— Written problem —
Copy out word for word the lines from the one with "List every element" up to and including the one with "110, 423, 136]", and leave the pictures out.

— Entries supplied —
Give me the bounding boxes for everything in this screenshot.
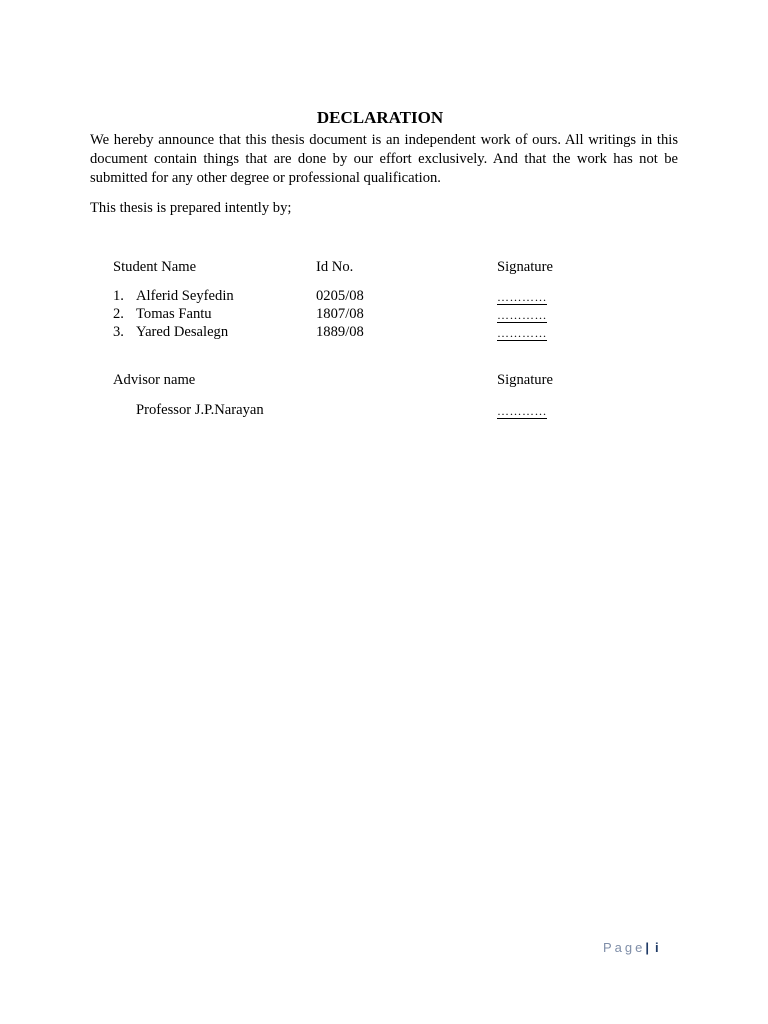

--

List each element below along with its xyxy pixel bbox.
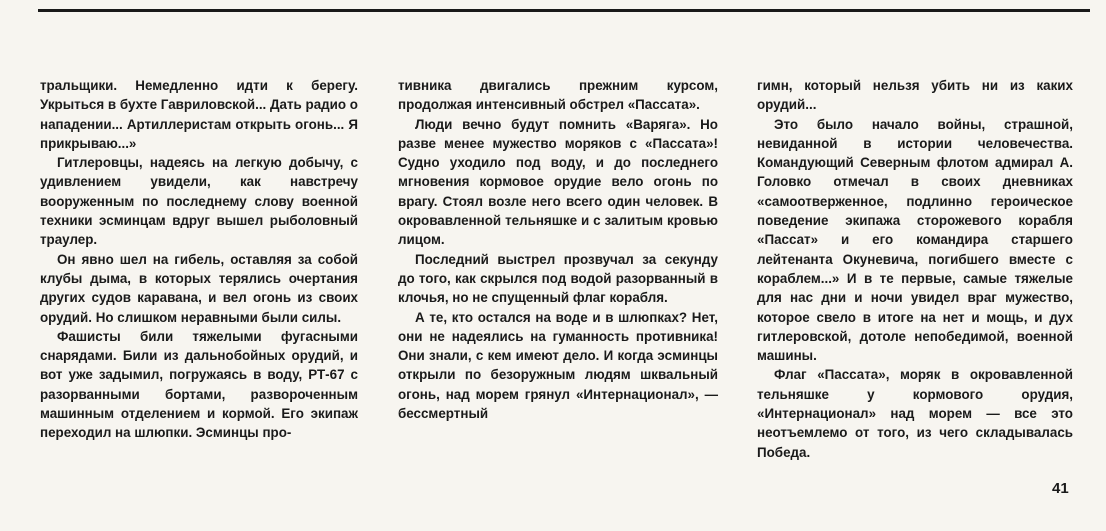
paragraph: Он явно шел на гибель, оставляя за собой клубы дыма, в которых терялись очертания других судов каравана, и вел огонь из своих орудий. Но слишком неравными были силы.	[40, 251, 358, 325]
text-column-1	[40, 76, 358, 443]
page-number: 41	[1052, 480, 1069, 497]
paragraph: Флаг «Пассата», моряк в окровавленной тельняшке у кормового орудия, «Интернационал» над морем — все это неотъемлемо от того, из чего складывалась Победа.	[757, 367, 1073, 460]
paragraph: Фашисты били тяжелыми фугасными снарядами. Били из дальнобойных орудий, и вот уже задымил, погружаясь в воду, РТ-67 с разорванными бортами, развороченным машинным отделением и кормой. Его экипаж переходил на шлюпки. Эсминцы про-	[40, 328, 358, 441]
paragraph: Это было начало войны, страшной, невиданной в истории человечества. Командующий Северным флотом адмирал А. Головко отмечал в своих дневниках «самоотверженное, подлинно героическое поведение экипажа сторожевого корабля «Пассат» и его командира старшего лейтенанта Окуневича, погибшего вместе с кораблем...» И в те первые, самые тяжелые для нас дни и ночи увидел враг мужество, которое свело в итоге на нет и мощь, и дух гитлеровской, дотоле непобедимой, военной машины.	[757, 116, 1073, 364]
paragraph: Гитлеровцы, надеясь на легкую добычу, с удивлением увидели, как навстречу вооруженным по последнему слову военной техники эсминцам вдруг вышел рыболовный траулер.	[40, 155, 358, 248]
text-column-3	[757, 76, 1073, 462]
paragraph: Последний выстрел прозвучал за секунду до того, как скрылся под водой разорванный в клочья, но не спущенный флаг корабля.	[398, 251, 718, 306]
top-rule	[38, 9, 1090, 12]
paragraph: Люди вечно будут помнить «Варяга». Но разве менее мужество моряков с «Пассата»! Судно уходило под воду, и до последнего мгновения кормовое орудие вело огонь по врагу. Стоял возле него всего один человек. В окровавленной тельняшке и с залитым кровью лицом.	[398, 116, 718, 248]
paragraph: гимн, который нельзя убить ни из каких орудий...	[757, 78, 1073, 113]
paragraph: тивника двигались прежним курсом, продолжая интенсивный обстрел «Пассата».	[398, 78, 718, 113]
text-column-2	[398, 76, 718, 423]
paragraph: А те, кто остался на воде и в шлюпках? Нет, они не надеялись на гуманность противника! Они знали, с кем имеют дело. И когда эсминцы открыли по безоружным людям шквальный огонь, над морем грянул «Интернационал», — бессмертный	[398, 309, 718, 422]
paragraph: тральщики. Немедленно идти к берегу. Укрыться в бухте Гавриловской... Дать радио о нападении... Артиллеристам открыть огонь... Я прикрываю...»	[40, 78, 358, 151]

==

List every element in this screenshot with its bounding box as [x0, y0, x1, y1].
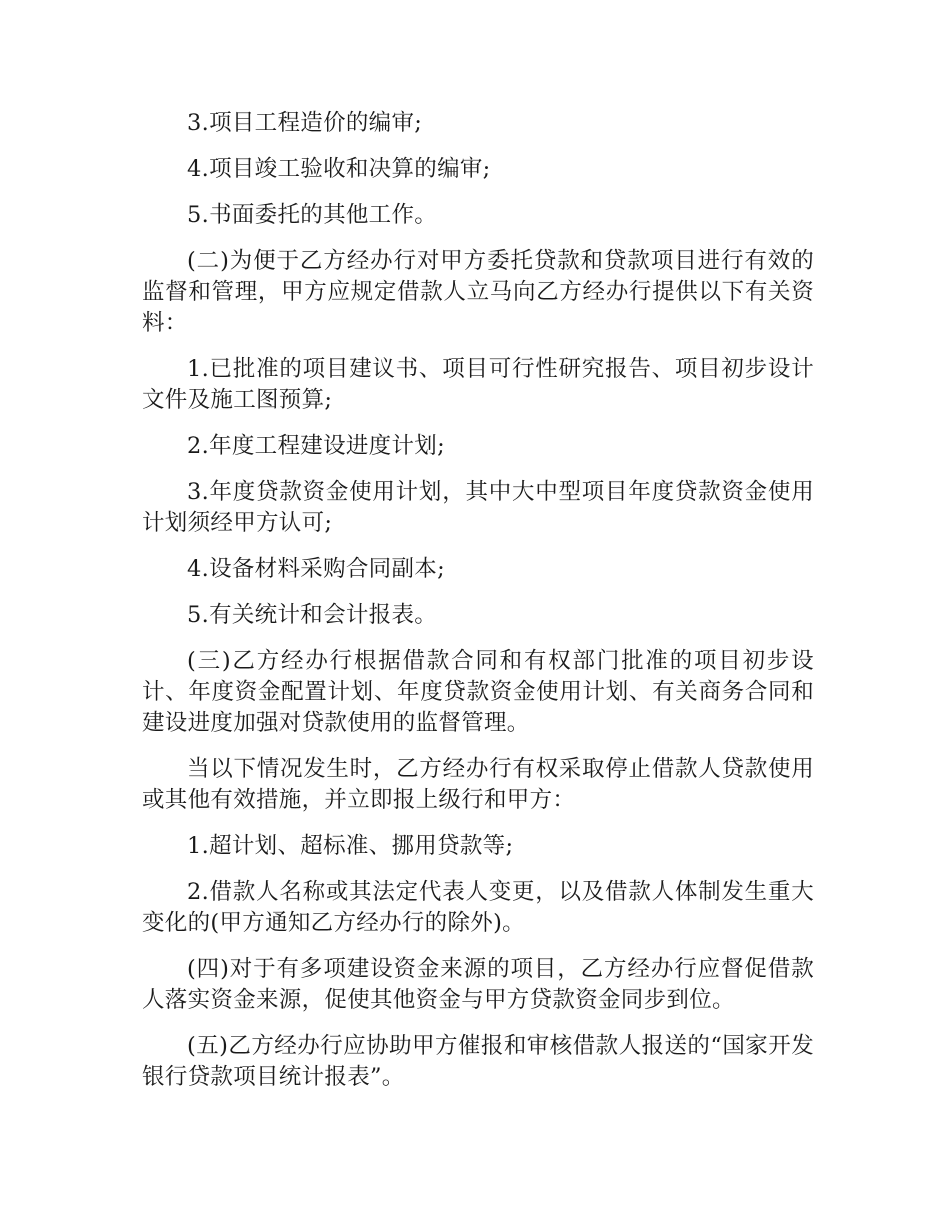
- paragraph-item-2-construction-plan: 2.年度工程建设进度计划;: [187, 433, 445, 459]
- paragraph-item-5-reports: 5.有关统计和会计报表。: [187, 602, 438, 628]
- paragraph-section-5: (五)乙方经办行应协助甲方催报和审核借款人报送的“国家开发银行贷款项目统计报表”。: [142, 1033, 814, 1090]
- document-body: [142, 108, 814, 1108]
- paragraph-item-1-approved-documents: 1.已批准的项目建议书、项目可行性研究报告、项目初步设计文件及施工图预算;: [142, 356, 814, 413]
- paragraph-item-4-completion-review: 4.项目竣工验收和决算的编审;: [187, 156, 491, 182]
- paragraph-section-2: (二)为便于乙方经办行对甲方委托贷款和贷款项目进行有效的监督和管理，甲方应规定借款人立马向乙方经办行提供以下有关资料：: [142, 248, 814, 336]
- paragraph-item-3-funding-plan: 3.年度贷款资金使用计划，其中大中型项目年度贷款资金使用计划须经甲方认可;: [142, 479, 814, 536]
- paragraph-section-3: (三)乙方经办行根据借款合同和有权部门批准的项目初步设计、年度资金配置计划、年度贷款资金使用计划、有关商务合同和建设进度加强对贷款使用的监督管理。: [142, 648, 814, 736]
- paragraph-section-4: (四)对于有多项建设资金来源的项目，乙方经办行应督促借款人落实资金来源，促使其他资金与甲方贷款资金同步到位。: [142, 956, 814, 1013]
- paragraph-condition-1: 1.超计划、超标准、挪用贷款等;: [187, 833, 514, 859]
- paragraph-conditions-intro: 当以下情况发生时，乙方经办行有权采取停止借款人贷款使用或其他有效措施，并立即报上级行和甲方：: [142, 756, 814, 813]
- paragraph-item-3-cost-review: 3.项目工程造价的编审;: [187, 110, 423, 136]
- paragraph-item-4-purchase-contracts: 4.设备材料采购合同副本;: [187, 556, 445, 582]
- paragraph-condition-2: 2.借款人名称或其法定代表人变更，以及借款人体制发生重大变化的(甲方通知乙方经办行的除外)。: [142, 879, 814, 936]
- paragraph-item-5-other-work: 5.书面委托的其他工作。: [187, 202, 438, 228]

— Complete response —
List every element in this screenshot with its bounding box as [x0, y0, x1, y1].
- paragraph-item-2-construction-plan: 2.年度工程建设进度计划;: [187, 433, 445, 459]
- paragraph-item-5-reports: 5.有关统计和会计报表。: [187, 602, 438, 628]
- paragraph-section-5: (五)乙方经办行应协助甲方催报和审核借款人报送的“国家开发银行贷款项目统计报表”。: [142, 1033, 814, 1090]
- document-body: [142, 108, 814, 1108]
- paragraph-item-1-approved-documents: 1.已批准的项目建议书、项目可行性研究报告、项目初步设计文件及施工图预算;: [142, 356, 814, 413]
- paragraph-item-4-completion-review: 4.项目竣工验收和决算的编审;: [187, 156, 491, 182]
- paragraph-section-2: (二)为便于乙方经办行对甲方委托贷款和贷款项目进行有效的监督和管理，甲方应规定借款人立马向乙方经办行提供以下有关资料：: [142, 248, 814, 336]
- paragraph-item-3-funding-plan: 3.年度贷款资金使用计划，其中大中型项目年度贷款资金使用计划须经甲方认可;: [142, 479, 814, 536]
- paragraph-section-3: (三)乙方经办行根据借款合同和有权部门批准的项目初步设计、年度资金配置计划、年度贷款资金使用计划、有关商务合同和建设进度加强对贷款使用的监督管理。: [142, 648, 814, 736]
- paragraph-section-4: (四)对于有多项建设资金来源的项目，乙方经办行应督促借款人落实资金来源，促使其他资金与甲方贷款资金同步到位。: [142, 956, 814, 1013]
- paragraph-condition-1: 1.超计划、超标准、挪用贷款等;: [187, 833, 514, 859]
- paragraph-conditions-intro: 当以下情况发生时，乙方经办行有权采取停止借款人贷款使用或其他有效措施，并立即报上级行和甲方：: [142, 756, 814, 813]
- paragraph-item-3-cost-review: 3.项目工程造价的编审;: [187, 110, 423, 136]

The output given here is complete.